→ **Structured figure records**

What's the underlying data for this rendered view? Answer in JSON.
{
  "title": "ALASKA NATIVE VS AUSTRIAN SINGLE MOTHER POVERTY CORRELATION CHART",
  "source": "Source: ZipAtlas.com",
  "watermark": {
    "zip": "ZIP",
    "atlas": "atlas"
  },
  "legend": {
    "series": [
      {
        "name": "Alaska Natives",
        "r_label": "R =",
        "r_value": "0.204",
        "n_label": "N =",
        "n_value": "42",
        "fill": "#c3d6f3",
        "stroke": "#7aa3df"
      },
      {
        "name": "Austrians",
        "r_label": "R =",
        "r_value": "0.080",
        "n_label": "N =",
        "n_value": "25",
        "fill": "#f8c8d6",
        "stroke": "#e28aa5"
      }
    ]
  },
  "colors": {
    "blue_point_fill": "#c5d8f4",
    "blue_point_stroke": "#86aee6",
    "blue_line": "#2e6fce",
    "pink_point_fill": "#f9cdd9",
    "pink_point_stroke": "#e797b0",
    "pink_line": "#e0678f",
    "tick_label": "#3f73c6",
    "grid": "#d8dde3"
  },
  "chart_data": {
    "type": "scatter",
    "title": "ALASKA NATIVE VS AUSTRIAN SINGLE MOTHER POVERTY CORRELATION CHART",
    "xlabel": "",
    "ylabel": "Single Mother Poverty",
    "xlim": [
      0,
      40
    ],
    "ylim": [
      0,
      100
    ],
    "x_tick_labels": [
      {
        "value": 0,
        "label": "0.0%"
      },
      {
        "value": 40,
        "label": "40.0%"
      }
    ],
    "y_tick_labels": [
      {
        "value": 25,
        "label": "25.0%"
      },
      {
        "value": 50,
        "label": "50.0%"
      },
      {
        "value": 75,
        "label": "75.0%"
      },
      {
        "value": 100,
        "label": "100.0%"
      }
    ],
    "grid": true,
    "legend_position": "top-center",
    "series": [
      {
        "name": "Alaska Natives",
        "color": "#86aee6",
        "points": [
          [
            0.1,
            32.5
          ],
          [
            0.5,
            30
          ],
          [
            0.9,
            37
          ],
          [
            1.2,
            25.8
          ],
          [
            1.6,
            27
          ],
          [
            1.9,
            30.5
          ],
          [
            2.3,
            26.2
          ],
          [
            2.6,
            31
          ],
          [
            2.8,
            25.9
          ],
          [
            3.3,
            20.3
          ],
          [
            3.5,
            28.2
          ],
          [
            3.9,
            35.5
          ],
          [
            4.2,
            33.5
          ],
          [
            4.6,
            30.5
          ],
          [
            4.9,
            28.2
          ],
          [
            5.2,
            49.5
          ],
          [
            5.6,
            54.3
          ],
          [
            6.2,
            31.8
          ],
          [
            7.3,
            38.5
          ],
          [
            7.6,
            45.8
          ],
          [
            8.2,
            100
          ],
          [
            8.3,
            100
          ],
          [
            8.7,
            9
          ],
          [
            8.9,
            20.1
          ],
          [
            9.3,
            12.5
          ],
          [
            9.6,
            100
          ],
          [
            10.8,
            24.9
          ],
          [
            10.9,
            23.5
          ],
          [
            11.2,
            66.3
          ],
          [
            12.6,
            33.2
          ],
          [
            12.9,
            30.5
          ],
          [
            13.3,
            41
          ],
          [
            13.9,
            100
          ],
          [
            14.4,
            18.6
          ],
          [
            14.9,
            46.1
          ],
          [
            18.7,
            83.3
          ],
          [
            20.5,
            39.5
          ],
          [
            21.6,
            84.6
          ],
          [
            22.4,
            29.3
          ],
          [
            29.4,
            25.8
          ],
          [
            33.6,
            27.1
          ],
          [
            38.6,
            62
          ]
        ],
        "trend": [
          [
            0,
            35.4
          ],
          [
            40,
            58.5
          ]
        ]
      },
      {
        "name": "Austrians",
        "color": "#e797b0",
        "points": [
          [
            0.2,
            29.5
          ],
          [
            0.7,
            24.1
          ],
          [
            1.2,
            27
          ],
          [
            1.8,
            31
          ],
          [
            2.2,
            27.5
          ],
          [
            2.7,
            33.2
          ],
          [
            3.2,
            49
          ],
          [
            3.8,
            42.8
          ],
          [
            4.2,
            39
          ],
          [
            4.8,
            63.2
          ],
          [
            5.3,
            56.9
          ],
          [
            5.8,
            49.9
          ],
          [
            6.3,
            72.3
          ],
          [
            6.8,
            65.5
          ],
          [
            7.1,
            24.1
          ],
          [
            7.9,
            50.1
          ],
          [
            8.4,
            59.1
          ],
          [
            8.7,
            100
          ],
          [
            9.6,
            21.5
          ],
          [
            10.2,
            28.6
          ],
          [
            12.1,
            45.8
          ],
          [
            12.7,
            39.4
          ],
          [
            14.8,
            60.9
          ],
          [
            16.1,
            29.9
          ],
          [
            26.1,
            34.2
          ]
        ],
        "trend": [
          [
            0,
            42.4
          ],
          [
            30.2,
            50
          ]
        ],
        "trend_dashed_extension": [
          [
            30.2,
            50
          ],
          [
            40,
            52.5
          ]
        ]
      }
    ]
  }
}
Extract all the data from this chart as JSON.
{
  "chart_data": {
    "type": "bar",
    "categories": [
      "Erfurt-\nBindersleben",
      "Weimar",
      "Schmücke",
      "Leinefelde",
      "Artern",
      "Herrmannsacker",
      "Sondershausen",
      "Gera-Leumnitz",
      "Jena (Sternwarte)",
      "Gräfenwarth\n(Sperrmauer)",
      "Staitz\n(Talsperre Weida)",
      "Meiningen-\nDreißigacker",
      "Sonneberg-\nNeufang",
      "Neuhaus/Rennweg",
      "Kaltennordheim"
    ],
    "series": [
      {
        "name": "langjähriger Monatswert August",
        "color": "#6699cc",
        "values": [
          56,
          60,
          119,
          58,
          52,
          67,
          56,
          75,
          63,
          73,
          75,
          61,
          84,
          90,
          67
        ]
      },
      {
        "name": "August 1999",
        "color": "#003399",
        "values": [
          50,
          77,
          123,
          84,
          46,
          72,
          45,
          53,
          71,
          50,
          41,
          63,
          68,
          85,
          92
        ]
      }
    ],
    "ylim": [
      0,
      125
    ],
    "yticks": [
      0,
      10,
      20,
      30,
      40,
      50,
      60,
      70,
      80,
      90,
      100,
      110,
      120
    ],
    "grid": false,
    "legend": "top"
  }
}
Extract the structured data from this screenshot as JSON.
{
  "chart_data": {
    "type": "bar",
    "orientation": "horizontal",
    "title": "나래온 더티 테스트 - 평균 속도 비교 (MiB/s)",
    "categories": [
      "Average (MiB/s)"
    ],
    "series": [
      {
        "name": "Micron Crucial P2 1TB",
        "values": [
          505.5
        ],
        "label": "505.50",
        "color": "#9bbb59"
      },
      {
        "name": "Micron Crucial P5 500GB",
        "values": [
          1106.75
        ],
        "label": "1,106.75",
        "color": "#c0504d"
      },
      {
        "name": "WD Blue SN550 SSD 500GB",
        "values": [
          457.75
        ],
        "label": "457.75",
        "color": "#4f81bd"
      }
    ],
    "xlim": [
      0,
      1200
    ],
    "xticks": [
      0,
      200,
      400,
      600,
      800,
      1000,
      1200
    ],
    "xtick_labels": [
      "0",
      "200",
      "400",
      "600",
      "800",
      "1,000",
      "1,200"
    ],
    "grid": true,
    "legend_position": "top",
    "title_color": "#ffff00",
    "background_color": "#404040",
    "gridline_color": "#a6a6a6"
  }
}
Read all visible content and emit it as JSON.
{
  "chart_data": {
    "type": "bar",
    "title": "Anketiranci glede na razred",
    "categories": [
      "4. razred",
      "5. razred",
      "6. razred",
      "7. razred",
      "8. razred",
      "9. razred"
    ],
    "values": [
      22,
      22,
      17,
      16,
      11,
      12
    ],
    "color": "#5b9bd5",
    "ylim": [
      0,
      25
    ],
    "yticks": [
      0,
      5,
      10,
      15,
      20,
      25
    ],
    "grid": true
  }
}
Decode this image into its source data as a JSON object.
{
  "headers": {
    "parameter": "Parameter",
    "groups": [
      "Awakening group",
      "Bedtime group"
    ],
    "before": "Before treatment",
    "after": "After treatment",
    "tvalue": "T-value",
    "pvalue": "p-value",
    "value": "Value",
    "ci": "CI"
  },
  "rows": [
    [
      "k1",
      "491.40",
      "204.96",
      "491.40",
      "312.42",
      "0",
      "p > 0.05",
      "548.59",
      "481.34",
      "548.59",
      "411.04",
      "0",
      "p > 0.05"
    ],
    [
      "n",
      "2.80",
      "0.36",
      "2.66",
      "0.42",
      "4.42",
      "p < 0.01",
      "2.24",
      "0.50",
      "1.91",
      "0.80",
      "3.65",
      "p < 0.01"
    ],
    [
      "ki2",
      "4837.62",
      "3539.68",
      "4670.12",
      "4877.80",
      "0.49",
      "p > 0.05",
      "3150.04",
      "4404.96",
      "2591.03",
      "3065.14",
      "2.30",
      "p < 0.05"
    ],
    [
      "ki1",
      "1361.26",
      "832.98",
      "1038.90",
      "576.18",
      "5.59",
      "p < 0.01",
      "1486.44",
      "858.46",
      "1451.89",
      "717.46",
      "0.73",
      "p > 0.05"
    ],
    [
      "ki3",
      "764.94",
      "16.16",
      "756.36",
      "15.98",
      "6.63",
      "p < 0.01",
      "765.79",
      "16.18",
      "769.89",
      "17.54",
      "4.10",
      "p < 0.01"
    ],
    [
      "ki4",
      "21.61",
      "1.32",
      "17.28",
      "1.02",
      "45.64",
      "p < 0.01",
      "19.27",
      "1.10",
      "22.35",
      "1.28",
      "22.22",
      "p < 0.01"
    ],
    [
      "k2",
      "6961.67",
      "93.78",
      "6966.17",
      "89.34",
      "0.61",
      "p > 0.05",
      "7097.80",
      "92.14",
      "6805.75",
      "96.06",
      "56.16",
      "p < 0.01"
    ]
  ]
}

→ **To be done**
Extract all lines that hold the word "JSON".

→ **Response to the exercise**
What's the underlying data for this rendered view? Answer in JSON.
Extract all the data from this chart as JSON.
Extract the structured data from this screenshot as JSON.
Read all visible content and emit it as JSON.
Decode this image into its source data as a JSON object.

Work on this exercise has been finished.